[start]

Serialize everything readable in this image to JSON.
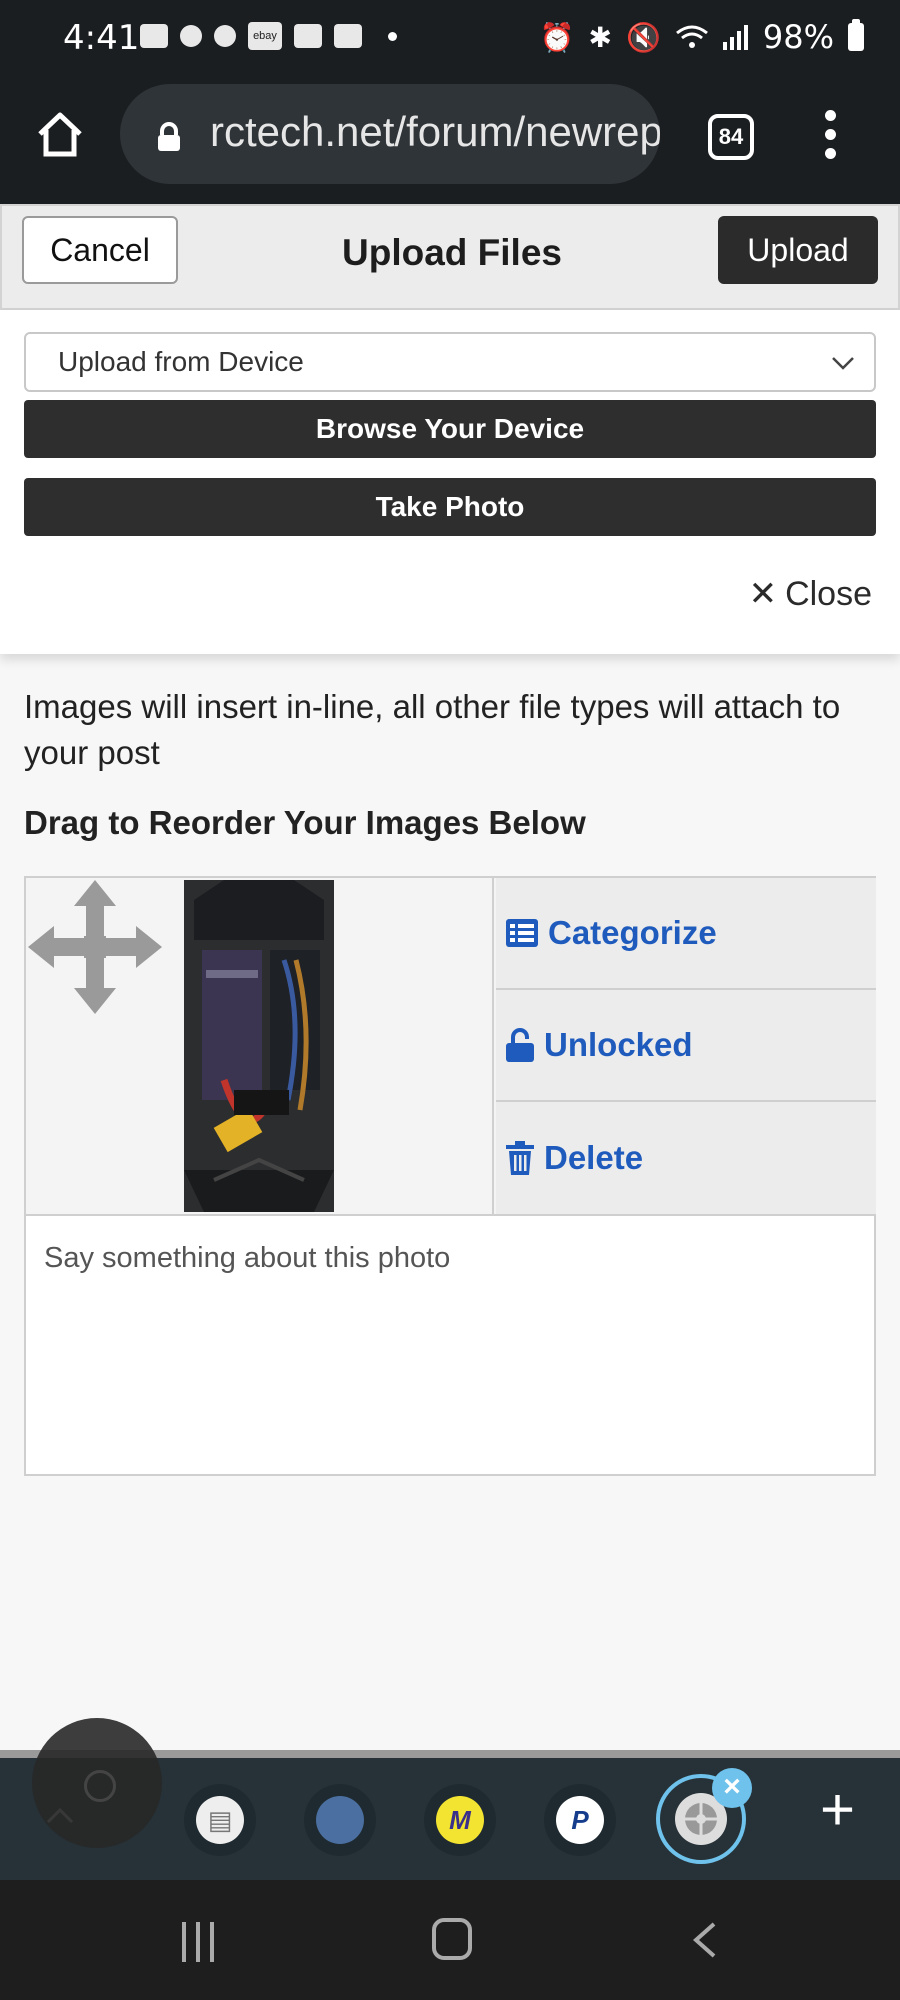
{
  "status_bar": {
    "time": "4:41",
    "battery": "98%",
    "icons": [
      "alarm-icon",
      "bluetooth-icon",
      "mute-icon",
      "wifi-icon",
      "signal-icon",
      "battery-icon"
    ]
  },
  "browser": {
    "url": "rctech.net/forum/newrep",
    "tab_count": "84"
  },
  "upload_header": {
    "cancel_label": "Cancel",
    "title": "Upload Files",
    "upload_label": "Upload"
  },
  "upload_panel": {
    "source_select": "Upload from Device",
    "browse_label": "Browse Your Device",
    "photo_label": "Take Photo",
    "close_label": "Close"
  },
  "main": {
    "info_text": "Images will insert in-line, all other file types will attach to your post",
    "reorder_heading": "Drag to Reorder Your Images Below"
  },
  "image_card": {
    "actions": [
      {
        "label": "Categorize",
        "icon": "list-icon"
      },
      {
        "label": "Unlocked",
        "icon": "unlock-icon"
      },
      {
        "label": "Delete",
        "icon": "trash-icon"
      }
    ],
    "caption_placeholder": "Say something about this photo"
  },
  "colors": {
    "accent_blue": "#1f5bbd",
    "dark_button": "#2e2e2e",
    "dock_bg": "#263238",
    "dock_active": "#6fc2ec"
  }
}
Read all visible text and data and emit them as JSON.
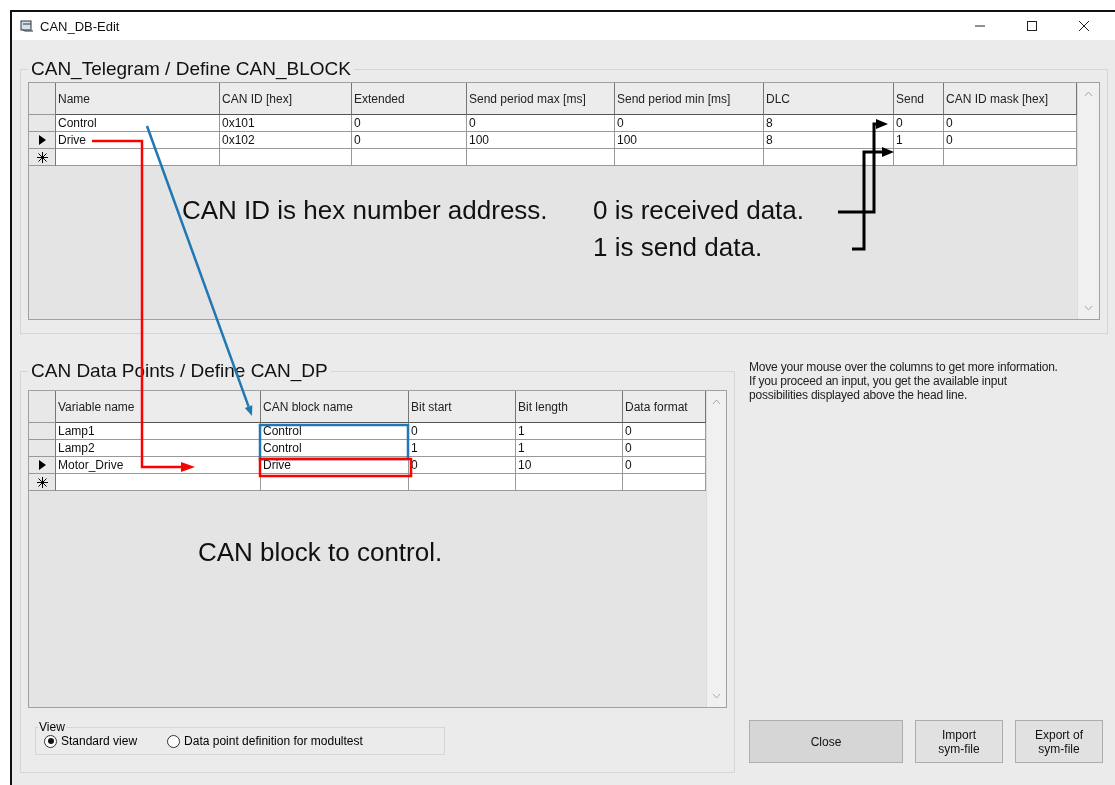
{
  "window": {
    "title": "CAN_DB-Edit"
  },
  "telegram": {
    "title": "CAN_Telegram / Define CAN_BLOCK",
    "columns": [
      "Name",
      "CAN ID [hex]",
      "Extended",
      "Send period max [ms]",
      "Send period min [ms]",
      "DLC",
      "Send",
      "CAN ID mask [hex]"
    ],
    "rows": [
      {
        "current": false,
        "cells": [
          "Control",
          "0x101",
          "0",
          "0",
          "0",
          "8",
          "0",
          "0"
        ]
      },
      {
        "current": true,
        "cells": [
          "Drive",
          "0x102",
          "0",
          "100",
          "100",
          "8",
          "1",
          "0"
        ]
      }
    ]
  },
  "data_points": {
    "title": "CAN Data Points / Define CAN_DP",
    "columns": [
      "Variable name",
      "CAN block name",
      "Bit start",
      "Bit length",
      "Data format"
    ],
    "rows": [
      {
        "current": false,
        "cells": [
          "Lamp1",
          "Control",
          "0",
          "1",
          "0"
        ]
      },
      {
        "current": false,
        "cells": [
          "Lamp2",
          "Control",
          "1",
          "1",
          "0"
        ]
      },
      {
        "current": true,
        "cells": [
          "Motor_Drive",
          "Drive",
          "0",
          "10",
          "0"
        ]
      }
    ]
  },
  "view": {
    "title": "View",
    "options": [
      {
        "label": "Standard view",
        "selected": true
      },
      {
        "label": "Data point definition for modultest",
        "selected": false
      }
    ]
  },
  "help_lines": [
    "Move your mouse over the columns to get more information.",
    "If you proceed an input, you get the available input",
    "possibilities displayed above the head line."
  ],
  "buttons": [
    {
      "label": "Close",
      "kind": "wide"
    },
    {
      "label": "Import sym-file",
      "kind": "small"
    },
    {
      "label": "Export of sym-file",
      "kind": "small"
    }
  ],
  "annotations": [
    "CAN ID is hex number address.",
    "0 is received data.",
    "1 is send data.",
    "CAN block to control."
  ]
}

[end]

* _Exercise details_
Quote all the records verbatim, dropping any pictures from your copy.

* _Output for this exercise_
Serialize everything readable in this image to JSON.
{
  "status_bar": {
    "time": "4:41",
    "battery": "98%",
    "icons": [
      "alarm-icon",
      "bluetooth-icon",
      "mute-icon",
      "wifi-icon",
      "signal-icon",
      "battery-icon"
    ]
  },
  "browser": {
    "url": "rctech.net/forum/newrep",
    "tab_count": "84"
  },
  "upload_header": {
    "cancel_label": "Cancel",
    "title": "Upload Files",
    "upload_label": "Upload"
  },
  "upload_panel": {
    "source_select": "Upload from Device",
    "browse_label": "Browse Your Device",
    "photo_label": "Take Photo",
    "close_label": "Close"
  },
  "main": {
    "info_text": "Images will insert in-line, all other file types will attach to your post",
    "reorder_heading": "Drag to Reorder Your Images Below"
  },
  "image_card": {
    "actions": [
      {
        "label": "Categorize",
        "icon": "list-icon"
      },
      {
        "label": "Unlocked",
        "icon": "unlock-icon"
      },
      {
        "label": "Delete",
        "icon": "trash-icon"
      }
    ],
    "caption_placeholder": "Say something about this photo"
  },
  "colors": {
    "accent_blue": "#1f5bbd",
    "dark_button": "#2e2e2e",
    "dock_bg": "#263238",
    "dock_active": "#6fc2ec"
  }
}
Read all visible text and data and emit them as JSON.
{
  "window": {
    "title": "CAN_DB-Edit"
  },
  "telegram": {
    "title": "CAN_Telegram / Define CAN_BLOCK",
    "columns": [
      "Name",
      "CAN ID [hex]",
      "Extended",
      "Send period max [ms]",
      "Send period min [ms]",
      "DLC",
      "Send",
      "CAN ID mask [hex]"
    ],
    "rows": [
      {
        "current": false,
        "cells": [
          "Control",
          "0x101",
          "0",
          "0",
          "0",
          "8",
          "0",
          "0"
        ]
      },
      {
        "current": true,
        "cells": [
          "Drive",
          "0x102",
          "0",
          "100",
          "100",
          "8",
          "1",
          "0"
        ]
      }
    ]
  },
  "data_points": {
    "title": "CAN Data Points / Define CAN_DP",
    "columns": [
      "Variable name",
      "CAN block name",
      "Bit start",
      "Bit length",
      "Data format"
    ],
    "rows": [
      {
        "current": false,
        "cells": [
          "Lamp1",
          "Control",
          "0",
          "1",
          "0"
        ]
      },
      {
        "current": false,
        "cells": [
          "Lamp2",
          "Control",
          "1",
          "1",
          "0"
        ]
      },
      {
        "current": true,
        "cells": [
          "Motor_Drive",
          "Drive",
          "0",
          "10",
          "0"
        ]
      }
    ]
  },
  "view": {
    "title": "View",
    "options": [
      {
        "label": "Standard view",
        "selected": true
      },
      {
        "label": "Data point definition for modultest",
        "selected": false
      }
    ]
  },
  "help_lines": [
    "Move your mouse over the columns to get more information.",
    "If you proceed an input, you get the available input",
    "possibilities displayed above the head line."
  ],
  "buttons": [
    {
      "label": "Close",
      "kind": "wide"
    },
    {
      "label": "Import sym-file",
      "kind": "small"
    },
    {
      "label": "Export of sym-file",
      "kind": "small"
    }
  ],
  "annotations": [
    "CAN ID is hex number address.",
    "0 is received data.",
    "1 is send data.",
    "CAN block to control."
  ]
}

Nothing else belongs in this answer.